OBJECTIVE:
Find the lines holding "offset" and copy them.
==== RECORDS SUPPLIED ====
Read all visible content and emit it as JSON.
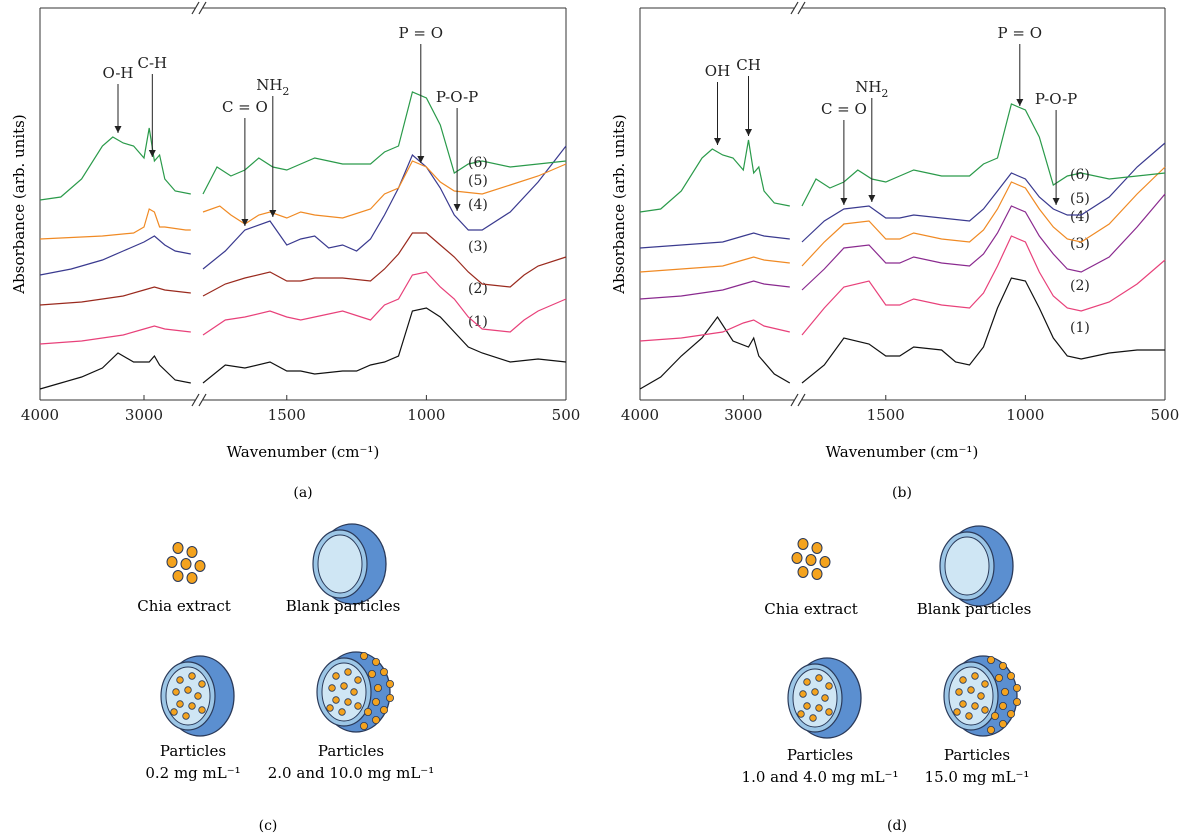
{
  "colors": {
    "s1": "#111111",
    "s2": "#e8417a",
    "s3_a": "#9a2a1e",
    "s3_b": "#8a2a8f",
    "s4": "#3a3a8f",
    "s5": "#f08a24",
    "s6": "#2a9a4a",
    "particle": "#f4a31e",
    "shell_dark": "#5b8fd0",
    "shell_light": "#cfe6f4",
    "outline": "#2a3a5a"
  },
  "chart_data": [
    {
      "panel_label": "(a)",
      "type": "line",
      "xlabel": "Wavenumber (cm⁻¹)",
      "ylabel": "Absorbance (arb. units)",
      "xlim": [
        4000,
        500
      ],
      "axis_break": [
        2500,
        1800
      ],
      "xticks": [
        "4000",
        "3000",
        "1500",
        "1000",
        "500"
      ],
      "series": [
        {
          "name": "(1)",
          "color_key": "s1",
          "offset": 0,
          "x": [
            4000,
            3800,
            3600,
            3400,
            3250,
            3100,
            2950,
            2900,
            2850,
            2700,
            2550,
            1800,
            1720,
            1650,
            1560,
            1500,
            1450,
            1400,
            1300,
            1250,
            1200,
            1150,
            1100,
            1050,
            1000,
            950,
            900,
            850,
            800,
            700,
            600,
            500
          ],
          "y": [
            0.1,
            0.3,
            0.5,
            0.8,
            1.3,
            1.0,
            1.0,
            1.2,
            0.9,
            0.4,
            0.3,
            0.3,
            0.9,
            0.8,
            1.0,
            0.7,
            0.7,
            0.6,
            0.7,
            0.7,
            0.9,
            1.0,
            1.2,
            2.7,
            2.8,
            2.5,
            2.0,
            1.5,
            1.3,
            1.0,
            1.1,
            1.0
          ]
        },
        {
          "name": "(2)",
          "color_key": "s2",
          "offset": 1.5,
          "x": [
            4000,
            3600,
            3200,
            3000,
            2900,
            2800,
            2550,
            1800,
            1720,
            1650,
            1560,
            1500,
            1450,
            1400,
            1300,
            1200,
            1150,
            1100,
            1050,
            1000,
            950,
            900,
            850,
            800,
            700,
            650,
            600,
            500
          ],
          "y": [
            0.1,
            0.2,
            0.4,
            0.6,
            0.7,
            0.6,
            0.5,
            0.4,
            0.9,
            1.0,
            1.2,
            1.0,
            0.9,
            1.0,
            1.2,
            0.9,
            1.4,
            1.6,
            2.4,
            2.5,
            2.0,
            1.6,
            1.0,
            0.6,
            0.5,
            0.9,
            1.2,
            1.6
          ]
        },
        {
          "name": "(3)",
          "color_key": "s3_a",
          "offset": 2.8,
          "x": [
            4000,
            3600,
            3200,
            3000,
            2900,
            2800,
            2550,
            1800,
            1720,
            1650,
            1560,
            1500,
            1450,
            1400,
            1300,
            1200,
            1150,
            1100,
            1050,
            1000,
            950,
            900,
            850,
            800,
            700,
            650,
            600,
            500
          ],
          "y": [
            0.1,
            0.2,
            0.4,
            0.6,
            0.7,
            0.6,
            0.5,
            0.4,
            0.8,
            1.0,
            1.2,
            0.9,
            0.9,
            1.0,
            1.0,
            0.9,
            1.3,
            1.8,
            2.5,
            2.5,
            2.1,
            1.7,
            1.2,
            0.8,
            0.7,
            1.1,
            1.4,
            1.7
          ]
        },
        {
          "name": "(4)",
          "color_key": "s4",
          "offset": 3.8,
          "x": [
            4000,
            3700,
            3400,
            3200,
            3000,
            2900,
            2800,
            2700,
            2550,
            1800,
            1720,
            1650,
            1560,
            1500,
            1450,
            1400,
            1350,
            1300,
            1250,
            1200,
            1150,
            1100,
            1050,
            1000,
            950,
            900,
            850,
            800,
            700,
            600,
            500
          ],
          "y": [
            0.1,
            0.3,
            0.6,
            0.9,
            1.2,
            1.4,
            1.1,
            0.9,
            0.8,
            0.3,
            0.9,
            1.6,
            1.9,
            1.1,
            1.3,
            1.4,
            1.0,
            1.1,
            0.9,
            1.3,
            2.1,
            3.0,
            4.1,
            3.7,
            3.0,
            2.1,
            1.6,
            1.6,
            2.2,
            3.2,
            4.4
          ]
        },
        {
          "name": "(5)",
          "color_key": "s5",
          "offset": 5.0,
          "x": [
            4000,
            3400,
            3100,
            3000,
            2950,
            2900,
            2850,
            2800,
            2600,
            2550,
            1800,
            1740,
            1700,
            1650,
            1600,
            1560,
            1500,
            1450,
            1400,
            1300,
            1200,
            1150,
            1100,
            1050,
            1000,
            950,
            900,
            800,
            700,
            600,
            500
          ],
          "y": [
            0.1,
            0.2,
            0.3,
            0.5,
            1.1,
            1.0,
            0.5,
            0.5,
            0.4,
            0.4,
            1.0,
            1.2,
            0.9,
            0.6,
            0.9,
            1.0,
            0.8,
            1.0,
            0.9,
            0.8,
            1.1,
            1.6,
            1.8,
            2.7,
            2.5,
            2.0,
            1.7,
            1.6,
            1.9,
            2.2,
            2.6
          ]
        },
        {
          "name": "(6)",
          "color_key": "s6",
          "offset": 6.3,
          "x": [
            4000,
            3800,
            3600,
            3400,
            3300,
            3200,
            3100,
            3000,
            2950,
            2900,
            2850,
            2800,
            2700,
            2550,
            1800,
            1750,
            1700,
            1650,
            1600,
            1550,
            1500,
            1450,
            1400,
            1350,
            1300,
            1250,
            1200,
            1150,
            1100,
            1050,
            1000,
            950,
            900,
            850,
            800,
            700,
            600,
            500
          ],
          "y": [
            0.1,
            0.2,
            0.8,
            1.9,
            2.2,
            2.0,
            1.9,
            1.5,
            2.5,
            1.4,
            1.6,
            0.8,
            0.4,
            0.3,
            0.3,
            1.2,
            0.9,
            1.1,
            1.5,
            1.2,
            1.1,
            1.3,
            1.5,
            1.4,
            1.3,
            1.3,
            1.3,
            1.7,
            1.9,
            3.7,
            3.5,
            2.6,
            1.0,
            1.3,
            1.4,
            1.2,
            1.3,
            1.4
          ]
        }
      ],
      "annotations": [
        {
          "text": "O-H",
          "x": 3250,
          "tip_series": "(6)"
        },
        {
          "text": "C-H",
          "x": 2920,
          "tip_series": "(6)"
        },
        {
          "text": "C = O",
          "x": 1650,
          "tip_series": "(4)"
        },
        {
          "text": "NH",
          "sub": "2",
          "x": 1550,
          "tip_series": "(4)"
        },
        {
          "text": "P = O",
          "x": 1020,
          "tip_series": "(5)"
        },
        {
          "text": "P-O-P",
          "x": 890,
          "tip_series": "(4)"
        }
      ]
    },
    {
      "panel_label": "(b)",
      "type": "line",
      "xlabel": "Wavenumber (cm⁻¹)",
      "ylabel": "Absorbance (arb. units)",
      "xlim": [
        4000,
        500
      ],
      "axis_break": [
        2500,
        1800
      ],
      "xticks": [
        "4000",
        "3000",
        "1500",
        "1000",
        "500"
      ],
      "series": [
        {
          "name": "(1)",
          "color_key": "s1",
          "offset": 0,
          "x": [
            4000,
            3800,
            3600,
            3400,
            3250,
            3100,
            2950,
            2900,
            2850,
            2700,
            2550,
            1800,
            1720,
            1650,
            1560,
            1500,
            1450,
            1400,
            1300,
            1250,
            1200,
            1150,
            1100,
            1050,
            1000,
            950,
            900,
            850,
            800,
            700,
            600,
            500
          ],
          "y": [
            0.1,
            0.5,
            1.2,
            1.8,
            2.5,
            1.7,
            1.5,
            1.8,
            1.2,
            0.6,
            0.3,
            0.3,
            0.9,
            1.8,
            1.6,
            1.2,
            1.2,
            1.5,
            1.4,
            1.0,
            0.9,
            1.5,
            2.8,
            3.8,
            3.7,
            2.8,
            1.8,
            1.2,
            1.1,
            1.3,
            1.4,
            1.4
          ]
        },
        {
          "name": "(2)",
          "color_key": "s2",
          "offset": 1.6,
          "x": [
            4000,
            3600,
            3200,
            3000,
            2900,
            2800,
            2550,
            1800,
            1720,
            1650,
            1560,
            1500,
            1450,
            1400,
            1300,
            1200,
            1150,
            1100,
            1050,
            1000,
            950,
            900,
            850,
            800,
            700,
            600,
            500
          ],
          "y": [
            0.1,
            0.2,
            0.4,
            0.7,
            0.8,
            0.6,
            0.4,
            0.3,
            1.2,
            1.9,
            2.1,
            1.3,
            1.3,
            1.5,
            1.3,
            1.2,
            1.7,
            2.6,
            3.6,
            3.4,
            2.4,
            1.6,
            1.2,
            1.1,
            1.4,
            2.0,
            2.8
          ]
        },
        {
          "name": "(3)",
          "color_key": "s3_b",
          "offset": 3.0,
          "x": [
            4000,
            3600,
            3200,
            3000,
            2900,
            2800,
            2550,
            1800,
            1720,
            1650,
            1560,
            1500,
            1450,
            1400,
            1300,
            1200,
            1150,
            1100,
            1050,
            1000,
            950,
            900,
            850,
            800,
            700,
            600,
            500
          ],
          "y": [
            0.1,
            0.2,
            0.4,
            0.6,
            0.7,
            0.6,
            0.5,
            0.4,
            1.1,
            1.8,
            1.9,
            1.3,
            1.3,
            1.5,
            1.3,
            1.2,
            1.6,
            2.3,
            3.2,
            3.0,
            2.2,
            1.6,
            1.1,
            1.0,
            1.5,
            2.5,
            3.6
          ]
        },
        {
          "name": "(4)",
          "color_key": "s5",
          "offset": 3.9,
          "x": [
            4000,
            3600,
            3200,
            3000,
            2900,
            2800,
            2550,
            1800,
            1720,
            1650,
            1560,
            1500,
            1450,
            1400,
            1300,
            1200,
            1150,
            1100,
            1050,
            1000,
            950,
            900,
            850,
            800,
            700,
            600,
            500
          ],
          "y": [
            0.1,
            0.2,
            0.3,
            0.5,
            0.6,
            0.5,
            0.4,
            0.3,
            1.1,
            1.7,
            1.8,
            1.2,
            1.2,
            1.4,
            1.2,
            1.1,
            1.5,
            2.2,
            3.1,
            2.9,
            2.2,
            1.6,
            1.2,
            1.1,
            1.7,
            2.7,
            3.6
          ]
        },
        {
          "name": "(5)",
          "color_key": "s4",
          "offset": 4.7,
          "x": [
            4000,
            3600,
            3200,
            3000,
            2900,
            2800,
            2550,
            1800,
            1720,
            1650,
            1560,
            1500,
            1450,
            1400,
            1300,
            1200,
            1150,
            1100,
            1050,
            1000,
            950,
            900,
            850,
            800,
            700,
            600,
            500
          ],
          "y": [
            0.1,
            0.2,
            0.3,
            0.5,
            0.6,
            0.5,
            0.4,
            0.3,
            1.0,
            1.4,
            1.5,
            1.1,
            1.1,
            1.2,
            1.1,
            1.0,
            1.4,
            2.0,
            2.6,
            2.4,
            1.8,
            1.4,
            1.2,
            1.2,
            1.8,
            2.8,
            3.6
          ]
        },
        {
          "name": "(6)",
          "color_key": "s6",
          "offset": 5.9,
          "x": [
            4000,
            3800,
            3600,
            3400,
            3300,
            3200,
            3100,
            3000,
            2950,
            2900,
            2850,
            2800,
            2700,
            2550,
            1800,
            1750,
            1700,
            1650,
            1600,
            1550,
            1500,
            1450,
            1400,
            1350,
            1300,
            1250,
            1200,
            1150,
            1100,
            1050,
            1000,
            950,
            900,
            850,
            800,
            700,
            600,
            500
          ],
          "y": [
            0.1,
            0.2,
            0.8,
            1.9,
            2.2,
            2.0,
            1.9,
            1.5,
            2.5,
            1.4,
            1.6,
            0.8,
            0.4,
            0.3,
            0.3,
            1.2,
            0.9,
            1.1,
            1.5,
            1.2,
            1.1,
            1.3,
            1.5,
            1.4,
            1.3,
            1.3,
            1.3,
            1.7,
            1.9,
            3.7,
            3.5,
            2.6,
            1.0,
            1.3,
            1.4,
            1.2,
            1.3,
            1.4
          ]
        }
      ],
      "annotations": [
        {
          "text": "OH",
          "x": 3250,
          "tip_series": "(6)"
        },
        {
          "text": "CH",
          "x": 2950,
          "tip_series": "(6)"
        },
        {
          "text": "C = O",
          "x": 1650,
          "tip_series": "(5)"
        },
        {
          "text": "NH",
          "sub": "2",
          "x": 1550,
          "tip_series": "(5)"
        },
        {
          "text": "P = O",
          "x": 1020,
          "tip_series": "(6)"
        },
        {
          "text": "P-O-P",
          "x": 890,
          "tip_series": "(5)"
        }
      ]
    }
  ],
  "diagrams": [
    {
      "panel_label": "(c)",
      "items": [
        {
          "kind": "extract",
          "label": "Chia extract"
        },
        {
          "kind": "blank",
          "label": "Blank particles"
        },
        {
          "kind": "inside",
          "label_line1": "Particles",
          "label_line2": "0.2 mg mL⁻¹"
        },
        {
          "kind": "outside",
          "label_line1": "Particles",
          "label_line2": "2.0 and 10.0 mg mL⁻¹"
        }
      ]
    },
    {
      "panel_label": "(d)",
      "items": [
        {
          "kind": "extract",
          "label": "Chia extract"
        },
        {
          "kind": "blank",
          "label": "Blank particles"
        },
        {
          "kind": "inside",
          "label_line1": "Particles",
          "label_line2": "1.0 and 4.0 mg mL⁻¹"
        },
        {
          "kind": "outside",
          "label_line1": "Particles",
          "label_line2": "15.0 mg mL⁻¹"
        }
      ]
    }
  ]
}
====
RESULT FOR THIS EXERCISE:
          "offset": 0,
          "offset": 1.5,
          "offset": 2.8,
          "offset": 3.8,
          "offset": 5.0,
          "offset": 6.3,
          "offset": 0,
          "offset": 1.6,
          "offset": 3.0,
          "offset": 3.9,
          "offset": 4.7,
          "offset": 5.9,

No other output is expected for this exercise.